**WHAT IS NEEDED**
Every entry below should be printed exactly, without its images.

Figure data in JSON
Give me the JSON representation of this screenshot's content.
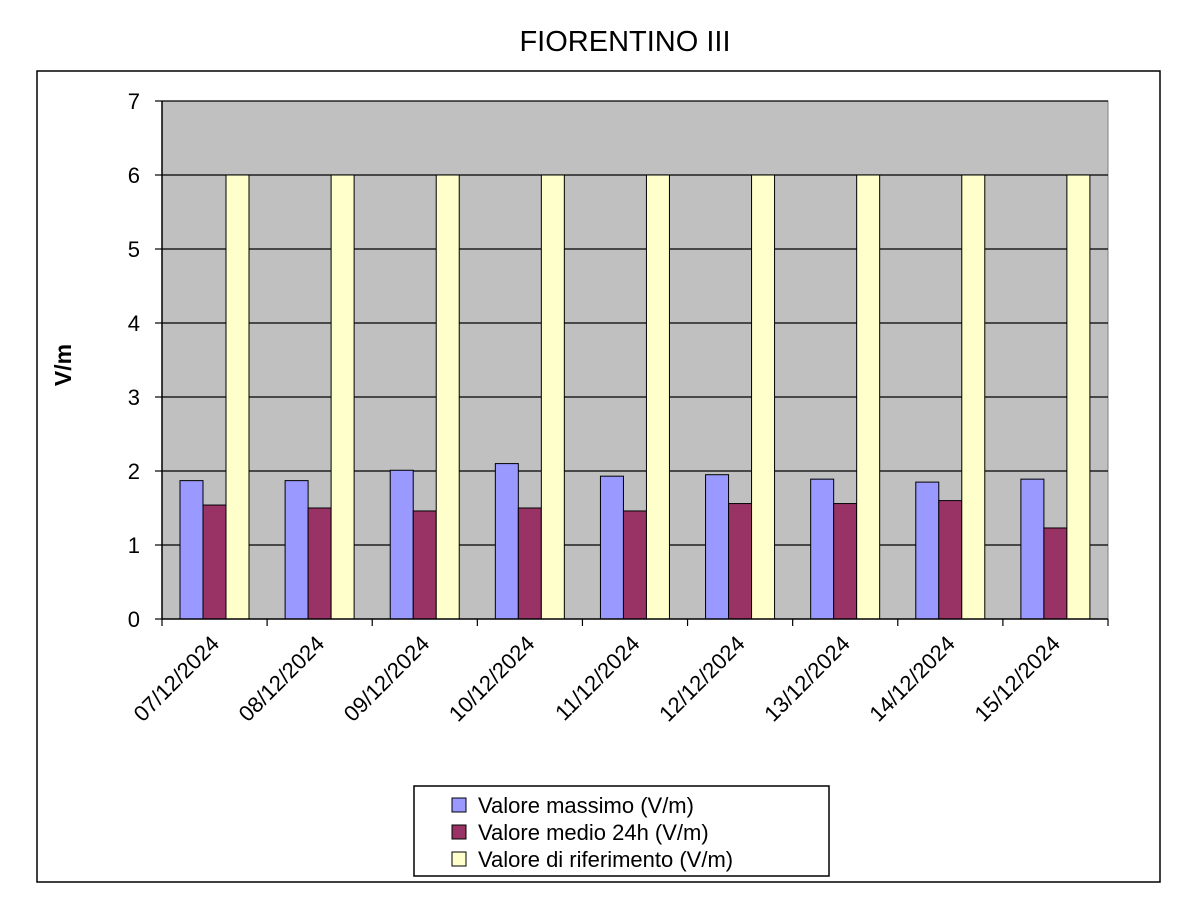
{
  "chart_data": {
    "type": "bar",
    "title": "FIORENTINO III",
    "xlabel": "",
    "ylabel": "V/m",
    "ylim": [
      0,
      7
    ],
    "yticks": [
      0,
      1,
      2,
      3,
      4,
      5,
      6,
      7
    ],
    "grid": true,
    "legend_position": "bottom",
    "categories": [
      "07/12/2024",
      "08/12/2024",
      "09/12/2024",
      "10/12/2024",
      "11/12/2024",
      "12/12/2024",
      "13/12/2024",
      "14/12/2024",
      "15/12/2024"
    ],
    "series": [
      {
        "name": "Valore massimo (V/m)",
        "color": "#9999ff",
        "values": [
          1.87,
          1.87,
          2.01,
          2.1,
          1.93,
          1.95,
          1.89,
          1.85,
          1.89
        ]
      },
      {
        "name": "Valore medio 24h (V/m)",
        "color": "#993366",
        "values": [
          1.54,
          1.5,
          1.46,
          1.5,
          1.46,
          1.56,
          1.56,
          1.6,
          1.23
        ]
      },
      {
        "name": "Valore di riferimento (V/m)",
        "color": "#ffffcc",
        "values": [
          6,
          6,
          6,
          6,
          6,
          6,
          6,
          6,
          6
        ]
      }
    ]
  }
}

**FULL ANSWER**
Give me the JSON representation of this screenshot's content.
{
  "chart_data": {
    "type": "bar",
    "title": "FIORENTINO III",
    "xlabel": "",
    "ylabel": "V/m",
    "ylim": [
      0,
      7
    ],
    "yticks": [
      0,
      1,
      2,
      3,
      4,
      5,
      6,
      7
    ],
    "grid": true,
    "legend_position": "bottom",
    "categories": [
      "07/12/2024",
      "08/12/2024",
      "09/12/2024",
      "10/12/2024",
      "11/12/2024",
      "12/12/2024",
      "13/12/2024",
      "14/12/2024",
      "15/12/2024"
    ],
    "series": [
      {
        "name": "Valore massimo (V/m)",
        "color": "#9999ff",
        "values": [
          1.87,
          1.87,
          2.01,
          2.1,
          1.93,
          1.95,
          1.89,
          1.85,
          1.89
        ]
      },
      {
        "name": "Valore medio 24h (V/m)",
        "color": "#993366",
        "values": [
          1.54,
          1.5,
          1.46,
          1.5,
          1.46,
          1.56,
          1.56,
          1.6,
          1.23
        ]
      },
      {
        "name": "Valore di riferimento (V/m)",
        "color": "#ffffcc",
        "values": [
          6,
          6,
          6,
          6,
          6,
          6,
          6,
          6,
          6
        ]
      }
    ]
  }
}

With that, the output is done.